— BEGIN Task data —

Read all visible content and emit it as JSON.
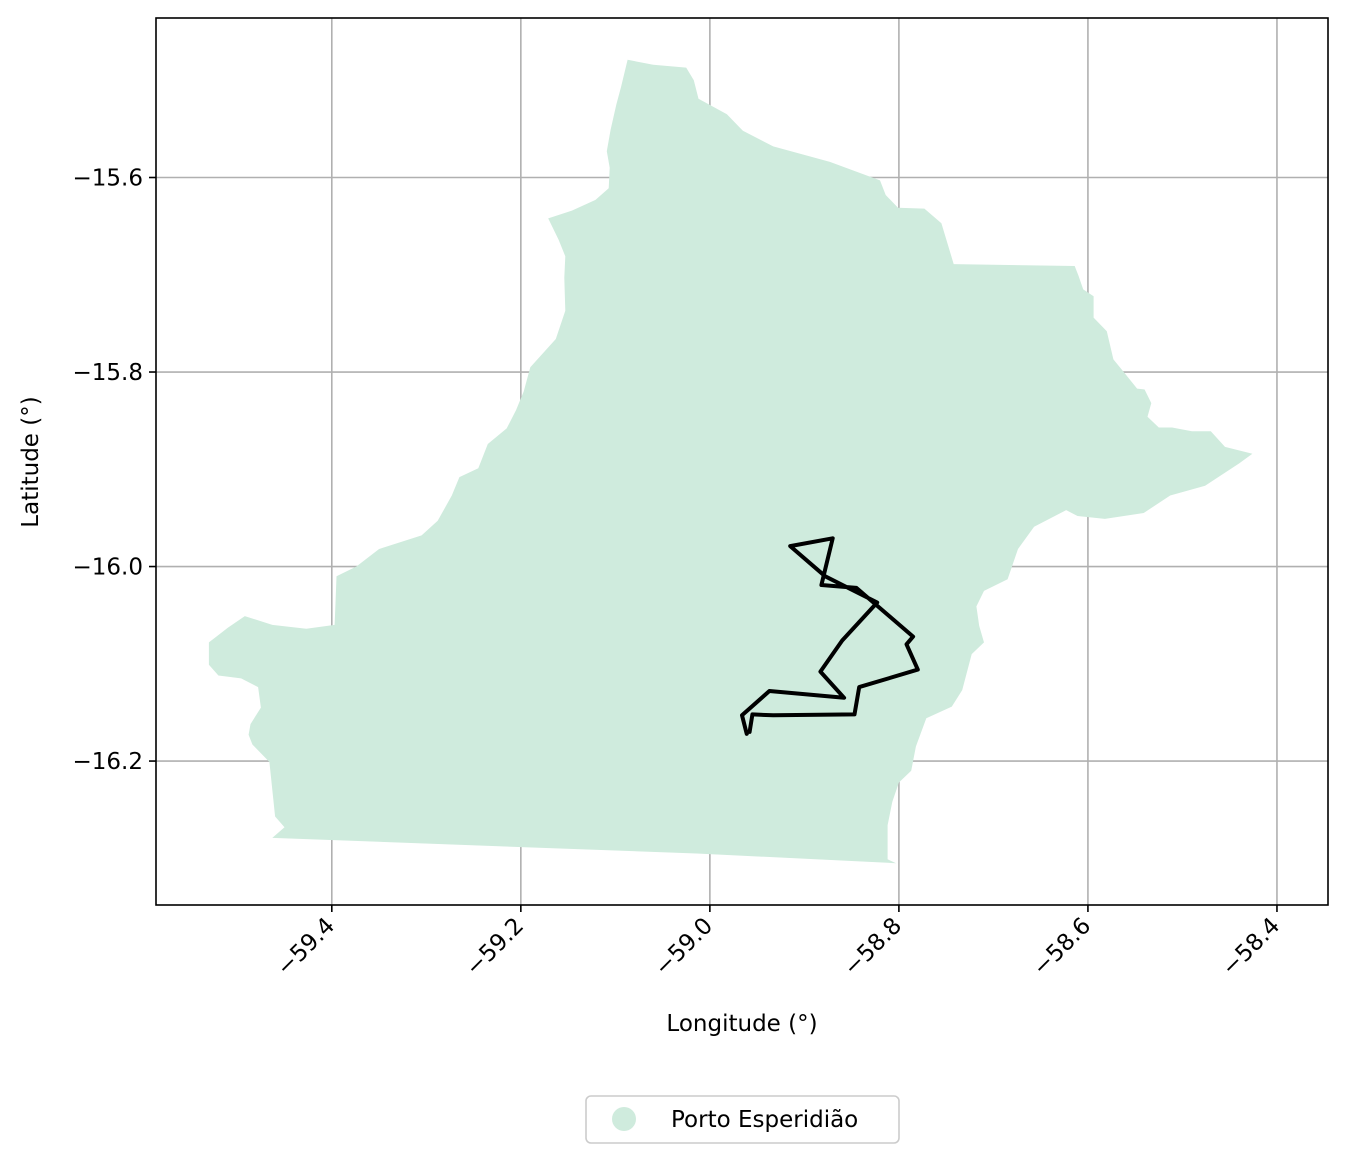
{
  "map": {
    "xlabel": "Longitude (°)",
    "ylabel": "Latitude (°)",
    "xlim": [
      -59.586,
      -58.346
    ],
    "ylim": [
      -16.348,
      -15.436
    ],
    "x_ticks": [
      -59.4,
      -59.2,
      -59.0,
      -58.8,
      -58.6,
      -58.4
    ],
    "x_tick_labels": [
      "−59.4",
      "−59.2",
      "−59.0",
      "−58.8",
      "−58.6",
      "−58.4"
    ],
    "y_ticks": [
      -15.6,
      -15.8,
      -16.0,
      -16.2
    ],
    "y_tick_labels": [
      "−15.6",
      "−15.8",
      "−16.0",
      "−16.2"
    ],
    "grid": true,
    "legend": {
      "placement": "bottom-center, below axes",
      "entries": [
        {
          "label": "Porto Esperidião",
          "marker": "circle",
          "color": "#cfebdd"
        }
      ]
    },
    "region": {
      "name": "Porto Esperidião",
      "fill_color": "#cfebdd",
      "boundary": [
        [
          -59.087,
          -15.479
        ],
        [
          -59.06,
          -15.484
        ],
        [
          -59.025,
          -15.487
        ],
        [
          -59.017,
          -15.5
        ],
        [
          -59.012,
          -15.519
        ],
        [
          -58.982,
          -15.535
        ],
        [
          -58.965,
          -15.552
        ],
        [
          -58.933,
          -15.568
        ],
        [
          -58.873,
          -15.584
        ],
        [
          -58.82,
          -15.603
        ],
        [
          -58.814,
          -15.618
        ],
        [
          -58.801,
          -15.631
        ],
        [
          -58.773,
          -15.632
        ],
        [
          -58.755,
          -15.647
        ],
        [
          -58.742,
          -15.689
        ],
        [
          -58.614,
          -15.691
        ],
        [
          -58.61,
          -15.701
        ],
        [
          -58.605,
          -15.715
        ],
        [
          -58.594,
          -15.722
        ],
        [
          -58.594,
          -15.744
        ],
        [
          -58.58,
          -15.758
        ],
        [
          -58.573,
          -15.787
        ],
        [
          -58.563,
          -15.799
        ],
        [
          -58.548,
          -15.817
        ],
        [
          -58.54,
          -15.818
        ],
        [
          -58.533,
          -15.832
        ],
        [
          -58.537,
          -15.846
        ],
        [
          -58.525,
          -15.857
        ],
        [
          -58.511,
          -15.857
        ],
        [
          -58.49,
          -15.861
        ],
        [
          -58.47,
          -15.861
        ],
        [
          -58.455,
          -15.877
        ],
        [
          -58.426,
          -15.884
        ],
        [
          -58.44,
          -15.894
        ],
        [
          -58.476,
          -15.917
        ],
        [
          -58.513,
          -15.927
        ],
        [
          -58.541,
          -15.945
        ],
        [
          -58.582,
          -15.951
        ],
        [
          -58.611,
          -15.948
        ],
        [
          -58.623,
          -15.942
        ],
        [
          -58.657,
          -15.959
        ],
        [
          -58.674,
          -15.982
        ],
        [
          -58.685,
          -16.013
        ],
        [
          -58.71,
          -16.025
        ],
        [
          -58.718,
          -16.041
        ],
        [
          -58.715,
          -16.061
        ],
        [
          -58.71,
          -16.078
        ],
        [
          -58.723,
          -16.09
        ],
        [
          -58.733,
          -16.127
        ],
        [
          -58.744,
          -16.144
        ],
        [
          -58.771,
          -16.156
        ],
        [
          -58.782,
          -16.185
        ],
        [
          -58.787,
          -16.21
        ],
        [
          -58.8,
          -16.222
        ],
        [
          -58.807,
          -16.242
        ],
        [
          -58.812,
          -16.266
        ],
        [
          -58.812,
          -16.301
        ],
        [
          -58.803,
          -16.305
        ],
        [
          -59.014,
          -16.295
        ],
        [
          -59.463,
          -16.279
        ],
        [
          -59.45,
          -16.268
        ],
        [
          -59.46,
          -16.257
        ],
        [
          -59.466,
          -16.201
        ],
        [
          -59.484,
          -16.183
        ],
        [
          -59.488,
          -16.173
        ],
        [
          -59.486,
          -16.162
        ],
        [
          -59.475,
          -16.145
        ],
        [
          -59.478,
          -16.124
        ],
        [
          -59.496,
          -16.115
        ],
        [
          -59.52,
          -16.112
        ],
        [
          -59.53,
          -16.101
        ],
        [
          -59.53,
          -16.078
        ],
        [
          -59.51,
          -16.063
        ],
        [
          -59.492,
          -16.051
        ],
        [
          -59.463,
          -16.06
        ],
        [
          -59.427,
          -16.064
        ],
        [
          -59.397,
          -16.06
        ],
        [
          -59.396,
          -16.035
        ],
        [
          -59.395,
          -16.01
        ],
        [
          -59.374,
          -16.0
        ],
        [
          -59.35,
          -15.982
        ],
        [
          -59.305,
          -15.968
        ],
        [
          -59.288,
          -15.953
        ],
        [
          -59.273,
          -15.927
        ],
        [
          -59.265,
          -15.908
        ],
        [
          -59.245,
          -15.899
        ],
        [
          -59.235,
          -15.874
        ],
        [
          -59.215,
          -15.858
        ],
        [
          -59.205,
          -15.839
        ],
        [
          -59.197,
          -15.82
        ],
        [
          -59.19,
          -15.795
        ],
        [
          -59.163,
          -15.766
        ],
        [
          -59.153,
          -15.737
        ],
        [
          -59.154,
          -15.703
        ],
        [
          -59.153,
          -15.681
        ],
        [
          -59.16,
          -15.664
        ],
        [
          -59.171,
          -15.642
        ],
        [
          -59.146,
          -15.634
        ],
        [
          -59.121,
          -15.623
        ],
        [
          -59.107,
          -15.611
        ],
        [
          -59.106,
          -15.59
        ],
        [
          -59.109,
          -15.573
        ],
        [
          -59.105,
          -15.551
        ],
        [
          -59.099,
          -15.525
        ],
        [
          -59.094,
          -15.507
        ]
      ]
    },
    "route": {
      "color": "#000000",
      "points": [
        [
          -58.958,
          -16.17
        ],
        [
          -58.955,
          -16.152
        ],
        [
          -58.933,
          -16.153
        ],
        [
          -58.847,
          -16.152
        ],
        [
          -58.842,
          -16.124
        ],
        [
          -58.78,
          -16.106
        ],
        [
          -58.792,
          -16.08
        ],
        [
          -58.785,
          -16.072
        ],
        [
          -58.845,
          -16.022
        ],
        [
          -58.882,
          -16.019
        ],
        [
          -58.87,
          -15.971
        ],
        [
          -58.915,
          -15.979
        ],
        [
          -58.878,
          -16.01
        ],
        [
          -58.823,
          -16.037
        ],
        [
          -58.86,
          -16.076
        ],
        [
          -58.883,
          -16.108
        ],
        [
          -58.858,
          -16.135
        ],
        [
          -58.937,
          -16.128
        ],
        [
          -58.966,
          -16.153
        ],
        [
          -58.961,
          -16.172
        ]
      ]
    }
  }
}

— END Task data —

Do this:
Check every line of the material for the string "Esperidião" and give the number of lines that have it, without anything else.

Output of the exercise:
2